___ Material ___
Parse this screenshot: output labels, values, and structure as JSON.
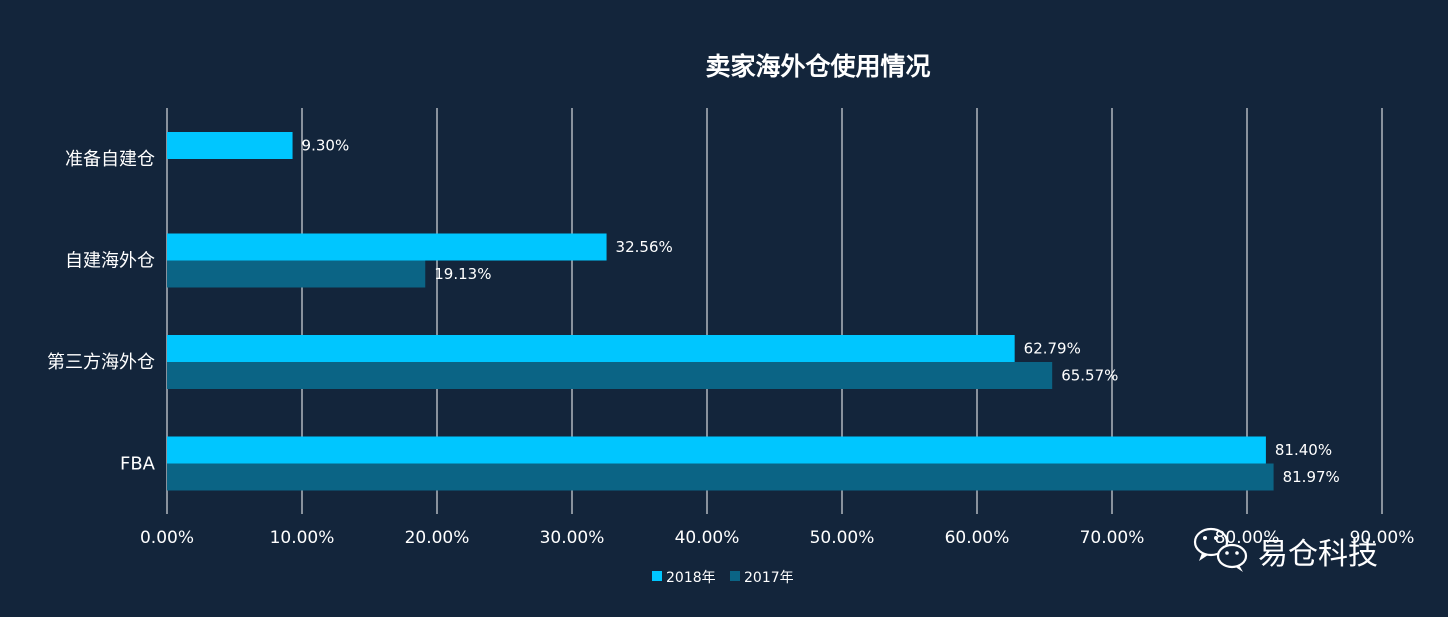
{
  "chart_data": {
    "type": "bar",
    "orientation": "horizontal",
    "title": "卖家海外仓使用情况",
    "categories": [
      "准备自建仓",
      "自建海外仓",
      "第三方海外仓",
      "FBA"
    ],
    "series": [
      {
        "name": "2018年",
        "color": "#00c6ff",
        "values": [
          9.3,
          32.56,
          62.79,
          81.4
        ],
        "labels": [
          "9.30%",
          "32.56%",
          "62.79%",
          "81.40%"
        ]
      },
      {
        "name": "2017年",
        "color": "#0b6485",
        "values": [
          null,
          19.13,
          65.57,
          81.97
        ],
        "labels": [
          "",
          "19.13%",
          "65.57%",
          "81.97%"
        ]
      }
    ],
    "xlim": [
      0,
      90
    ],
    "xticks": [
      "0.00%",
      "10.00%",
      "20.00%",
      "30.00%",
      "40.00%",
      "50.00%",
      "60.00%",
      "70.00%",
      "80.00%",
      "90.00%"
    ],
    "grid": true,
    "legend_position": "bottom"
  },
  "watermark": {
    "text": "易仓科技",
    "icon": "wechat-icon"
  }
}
___
Reproduce every record word for word. The copy must contain no pictures.

[Written answer]
Parse this screenshot: output labels, values, and structure as JSON.
{
  "chart_data": {
    "type": "bar",
    "orientation": "horizontal",
    "title": "卖家海外仓使用情况",
    "categories": [
      "准备自建仓",
      "自建海外仓",
      "第三方海外仓",
      "FBA"
    ],
    "series": [
      {
        "name": "2018年",
        "color": "#00c6ff",
        "values": [
          9.3,
          32.56,
          62.79,
          81.4
        ],
        "labels": [
          "9.30%",
          "32.56%",
          "62.79%",
          "81.40%"
        ]
      },
      {
        "name": "2017年",
        "color": "#0b6485",
        "values": [
          null,
          19.13,
          65.57,
          81.97
        ],
        "labels": [
          "",
          "19.13%",
          "65.57%",
          "81.97%"
        ]
      }
    ],
    "xlim": [
      0,
      90
    ],
    "xticks": [
      "0.00%",
      "10.00%",
      "20.00%",
      "30.00%",
      "40.00%",
      "50.00%",
      "60.00%",
      "70.00%",
      "80.00%",
      "90.00%"
    ],
    "grid": true,
    "legend_position": "bottom"
  },
  "watermark": {
    "text": "易仓科技",
    "icon": "wechat-icon"
  }
}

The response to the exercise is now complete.